### Work to be completed
From the entries below, pull out each line where "XLSM" appears.

──────── Material shown

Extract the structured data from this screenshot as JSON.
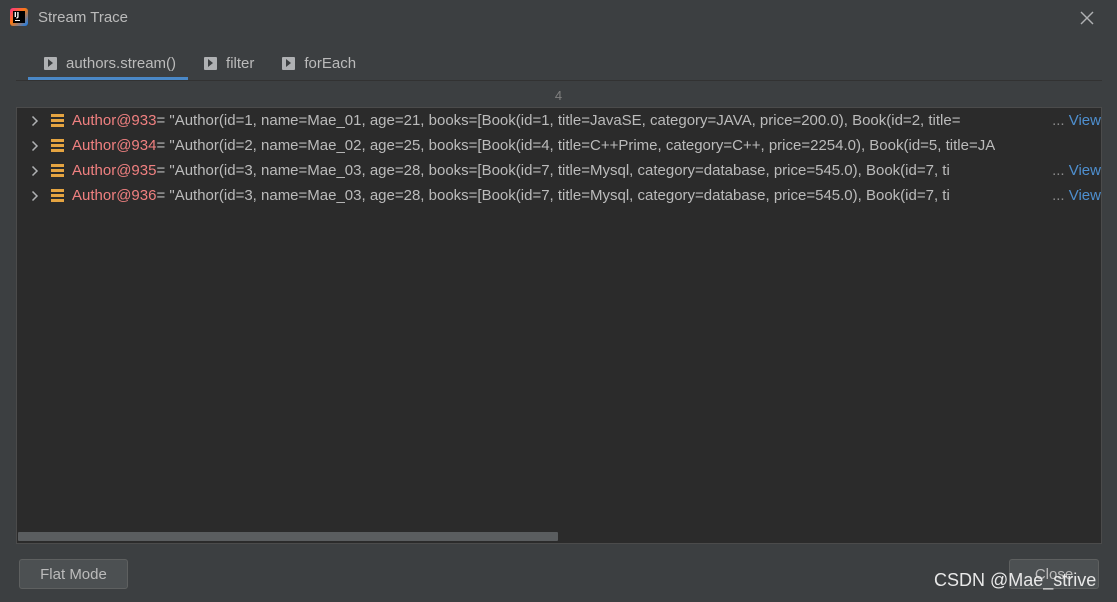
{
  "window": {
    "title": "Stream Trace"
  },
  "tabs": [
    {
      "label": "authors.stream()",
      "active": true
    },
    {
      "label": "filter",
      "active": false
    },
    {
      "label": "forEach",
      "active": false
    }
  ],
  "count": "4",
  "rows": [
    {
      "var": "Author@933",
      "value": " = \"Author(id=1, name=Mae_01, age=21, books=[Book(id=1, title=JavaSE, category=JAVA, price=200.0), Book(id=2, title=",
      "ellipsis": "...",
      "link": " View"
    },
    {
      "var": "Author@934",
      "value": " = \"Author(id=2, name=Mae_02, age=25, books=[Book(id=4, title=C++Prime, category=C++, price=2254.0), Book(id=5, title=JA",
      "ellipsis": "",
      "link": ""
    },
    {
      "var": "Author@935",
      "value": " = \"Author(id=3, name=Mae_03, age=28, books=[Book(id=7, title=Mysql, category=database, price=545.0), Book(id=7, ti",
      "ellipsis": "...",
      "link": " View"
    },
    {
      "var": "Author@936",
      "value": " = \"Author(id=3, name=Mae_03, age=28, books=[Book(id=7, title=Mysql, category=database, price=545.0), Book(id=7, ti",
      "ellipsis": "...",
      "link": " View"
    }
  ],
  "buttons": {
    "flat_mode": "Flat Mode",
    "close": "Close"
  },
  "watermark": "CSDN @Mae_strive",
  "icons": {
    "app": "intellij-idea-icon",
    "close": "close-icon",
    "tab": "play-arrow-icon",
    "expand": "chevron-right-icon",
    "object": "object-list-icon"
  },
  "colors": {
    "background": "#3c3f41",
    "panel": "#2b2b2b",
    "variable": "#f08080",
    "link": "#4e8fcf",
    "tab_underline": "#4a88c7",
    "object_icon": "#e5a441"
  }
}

────────────────
──────── Material shown

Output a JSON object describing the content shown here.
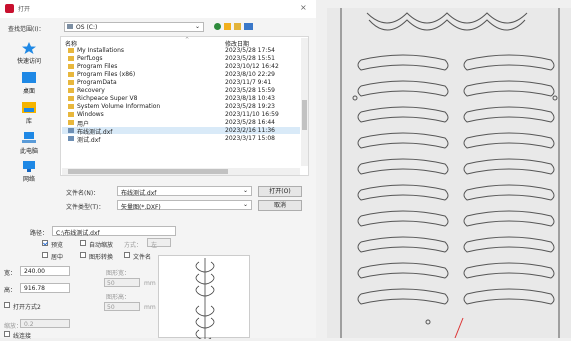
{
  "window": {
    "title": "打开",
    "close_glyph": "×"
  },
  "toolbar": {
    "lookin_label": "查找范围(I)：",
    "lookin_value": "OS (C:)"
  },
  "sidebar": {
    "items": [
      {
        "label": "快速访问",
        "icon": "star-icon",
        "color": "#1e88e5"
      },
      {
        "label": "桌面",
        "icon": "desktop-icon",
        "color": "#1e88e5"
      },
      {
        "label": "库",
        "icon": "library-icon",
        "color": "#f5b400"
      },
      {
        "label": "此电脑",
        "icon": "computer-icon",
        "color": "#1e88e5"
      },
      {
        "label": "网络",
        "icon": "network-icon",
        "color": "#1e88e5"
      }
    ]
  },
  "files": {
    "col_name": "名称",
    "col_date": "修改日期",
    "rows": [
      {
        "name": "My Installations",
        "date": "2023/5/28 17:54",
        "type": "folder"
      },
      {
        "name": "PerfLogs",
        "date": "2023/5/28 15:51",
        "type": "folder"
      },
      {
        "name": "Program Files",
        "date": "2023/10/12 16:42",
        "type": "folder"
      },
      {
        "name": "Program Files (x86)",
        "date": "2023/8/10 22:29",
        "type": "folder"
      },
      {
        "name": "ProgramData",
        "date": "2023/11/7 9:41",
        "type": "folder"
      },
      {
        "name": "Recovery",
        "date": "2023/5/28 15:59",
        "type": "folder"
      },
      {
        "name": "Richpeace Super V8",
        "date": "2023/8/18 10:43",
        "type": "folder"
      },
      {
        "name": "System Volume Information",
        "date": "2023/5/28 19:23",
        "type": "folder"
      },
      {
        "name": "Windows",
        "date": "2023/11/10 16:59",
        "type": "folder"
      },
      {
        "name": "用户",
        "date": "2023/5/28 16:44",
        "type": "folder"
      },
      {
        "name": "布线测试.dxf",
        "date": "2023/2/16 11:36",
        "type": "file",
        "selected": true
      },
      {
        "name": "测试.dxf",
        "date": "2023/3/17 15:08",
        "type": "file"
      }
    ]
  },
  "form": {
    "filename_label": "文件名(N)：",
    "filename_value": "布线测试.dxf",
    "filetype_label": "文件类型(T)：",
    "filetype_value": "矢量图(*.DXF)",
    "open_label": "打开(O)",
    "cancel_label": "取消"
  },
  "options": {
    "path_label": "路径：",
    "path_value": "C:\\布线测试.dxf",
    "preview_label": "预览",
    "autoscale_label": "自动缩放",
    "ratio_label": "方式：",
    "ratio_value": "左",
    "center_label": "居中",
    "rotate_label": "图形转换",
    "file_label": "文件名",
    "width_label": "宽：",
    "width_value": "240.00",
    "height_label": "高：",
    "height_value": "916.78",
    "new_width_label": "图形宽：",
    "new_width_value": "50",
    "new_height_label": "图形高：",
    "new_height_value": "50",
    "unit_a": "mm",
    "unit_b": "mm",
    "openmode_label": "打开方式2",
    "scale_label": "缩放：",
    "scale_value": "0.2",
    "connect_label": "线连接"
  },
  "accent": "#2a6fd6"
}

────────────────
──────── Material shown

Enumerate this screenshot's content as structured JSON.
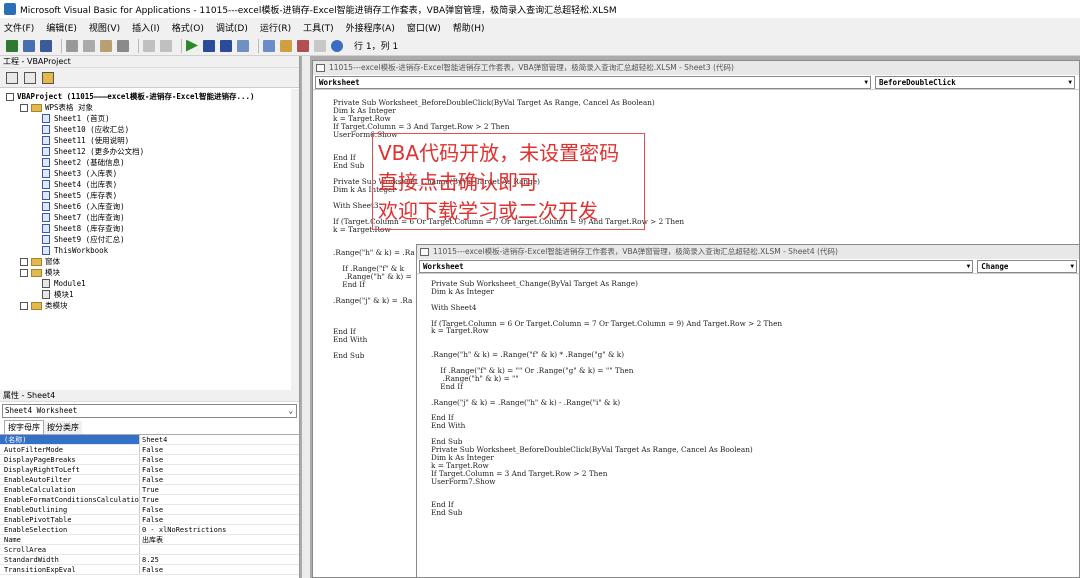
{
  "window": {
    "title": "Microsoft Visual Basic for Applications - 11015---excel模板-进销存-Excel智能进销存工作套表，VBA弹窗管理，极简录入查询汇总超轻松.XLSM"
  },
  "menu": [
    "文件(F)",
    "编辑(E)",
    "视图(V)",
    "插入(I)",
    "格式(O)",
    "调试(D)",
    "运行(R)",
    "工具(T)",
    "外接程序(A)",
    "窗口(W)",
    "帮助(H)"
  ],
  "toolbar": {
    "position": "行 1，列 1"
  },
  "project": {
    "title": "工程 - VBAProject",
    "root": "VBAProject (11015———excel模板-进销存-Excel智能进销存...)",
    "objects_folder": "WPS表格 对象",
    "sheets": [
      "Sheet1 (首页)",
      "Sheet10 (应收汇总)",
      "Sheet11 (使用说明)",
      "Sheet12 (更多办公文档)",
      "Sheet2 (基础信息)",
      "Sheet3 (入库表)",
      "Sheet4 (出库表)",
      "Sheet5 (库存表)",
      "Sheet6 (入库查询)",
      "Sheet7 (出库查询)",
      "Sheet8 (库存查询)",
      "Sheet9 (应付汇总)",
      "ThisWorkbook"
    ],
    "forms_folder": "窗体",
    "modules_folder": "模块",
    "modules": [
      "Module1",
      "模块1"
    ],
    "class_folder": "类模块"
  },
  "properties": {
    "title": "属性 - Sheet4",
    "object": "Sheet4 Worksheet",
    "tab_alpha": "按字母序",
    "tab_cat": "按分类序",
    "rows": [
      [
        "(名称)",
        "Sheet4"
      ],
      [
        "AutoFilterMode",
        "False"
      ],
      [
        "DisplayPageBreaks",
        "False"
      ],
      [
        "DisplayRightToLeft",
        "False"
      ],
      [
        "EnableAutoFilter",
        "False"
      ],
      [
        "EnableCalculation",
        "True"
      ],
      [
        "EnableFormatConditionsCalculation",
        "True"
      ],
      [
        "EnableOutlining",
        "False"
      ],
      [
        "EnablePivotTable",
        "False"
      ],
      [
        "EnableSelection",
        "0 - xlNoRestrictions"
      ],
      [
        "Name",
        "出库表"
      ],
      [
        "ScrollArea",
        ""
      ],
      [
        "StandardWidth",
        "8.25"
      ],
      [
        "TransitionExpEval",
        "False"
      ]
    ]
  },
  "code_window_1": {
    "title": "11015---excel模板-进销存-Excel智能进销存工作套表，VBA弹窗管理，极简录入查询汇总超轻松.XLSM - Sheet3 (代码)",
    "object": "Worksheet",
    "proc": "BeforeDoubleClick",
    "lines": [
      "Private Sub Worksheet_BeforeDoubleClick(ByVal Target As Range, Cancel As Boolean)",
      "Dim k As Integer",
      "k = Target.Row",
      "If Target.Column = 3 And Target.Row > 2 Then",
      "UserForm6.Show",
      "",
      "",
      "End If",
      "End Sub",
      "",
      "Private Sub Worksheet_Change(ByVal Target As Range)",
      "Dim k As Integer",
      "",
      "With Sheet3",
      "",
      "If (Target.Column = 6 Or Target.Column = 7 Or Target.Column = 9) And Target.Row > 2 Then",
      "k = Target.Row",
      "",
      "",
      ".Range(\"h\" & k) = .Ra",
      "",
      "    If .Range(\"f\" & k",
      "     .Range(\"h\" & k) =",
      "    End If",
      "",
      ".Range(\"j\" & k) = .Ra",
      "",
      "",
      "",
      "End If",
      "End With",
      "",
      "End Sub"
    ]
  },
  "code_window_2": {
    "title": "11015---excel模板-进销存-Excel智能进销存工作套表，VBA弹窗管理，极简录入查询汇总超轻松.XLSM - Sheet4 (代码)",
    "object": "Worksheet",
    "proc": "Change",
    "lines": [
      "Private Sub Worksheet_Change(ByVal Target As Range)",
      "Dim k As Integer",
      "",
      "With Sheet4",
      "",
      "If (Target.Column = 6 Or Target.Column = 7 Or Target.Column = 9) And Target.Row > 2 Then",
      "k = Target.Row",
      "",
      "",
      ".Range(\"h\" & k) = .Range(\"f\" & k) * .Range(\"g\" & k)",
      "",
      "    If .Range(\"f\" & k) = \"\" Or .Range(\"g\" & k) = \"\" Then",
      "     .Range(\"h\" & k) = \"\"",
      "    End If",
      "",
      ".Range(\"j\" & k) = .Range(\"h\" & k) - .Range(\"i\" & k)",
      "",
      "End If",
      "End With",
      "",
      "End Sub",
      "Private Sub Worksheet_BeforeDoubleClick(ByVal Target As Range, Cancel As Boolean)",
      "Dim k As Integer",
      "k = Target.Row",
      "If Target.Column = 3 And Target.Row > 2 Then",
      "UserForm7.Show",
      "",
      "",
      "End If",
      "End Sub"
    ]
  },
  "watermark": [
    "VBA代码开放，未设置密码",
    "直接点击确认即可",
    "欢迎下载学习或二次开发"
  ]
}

────────────────

### Finished answer
    "title": "Microsoft Visual Basic for Applications - 11015---excel模板-进销存-Excel智能进销存工作套表，VBA弹窗管理，极简录入查询汇总超轻松.XLSM"
    "title": "11015---excel模板-进销存-Excel智能进销存工作套表，VBA弹窗管理，极简录入查询汇总超轻松.XLSM - Sheet3 (代码)",
    "title": "11015---excel模板-进销存-Excel智能进销存工作套表，VBA弹窗管理，极简录入查询汇总超轻松.XLSM - Sheet4 (代码)",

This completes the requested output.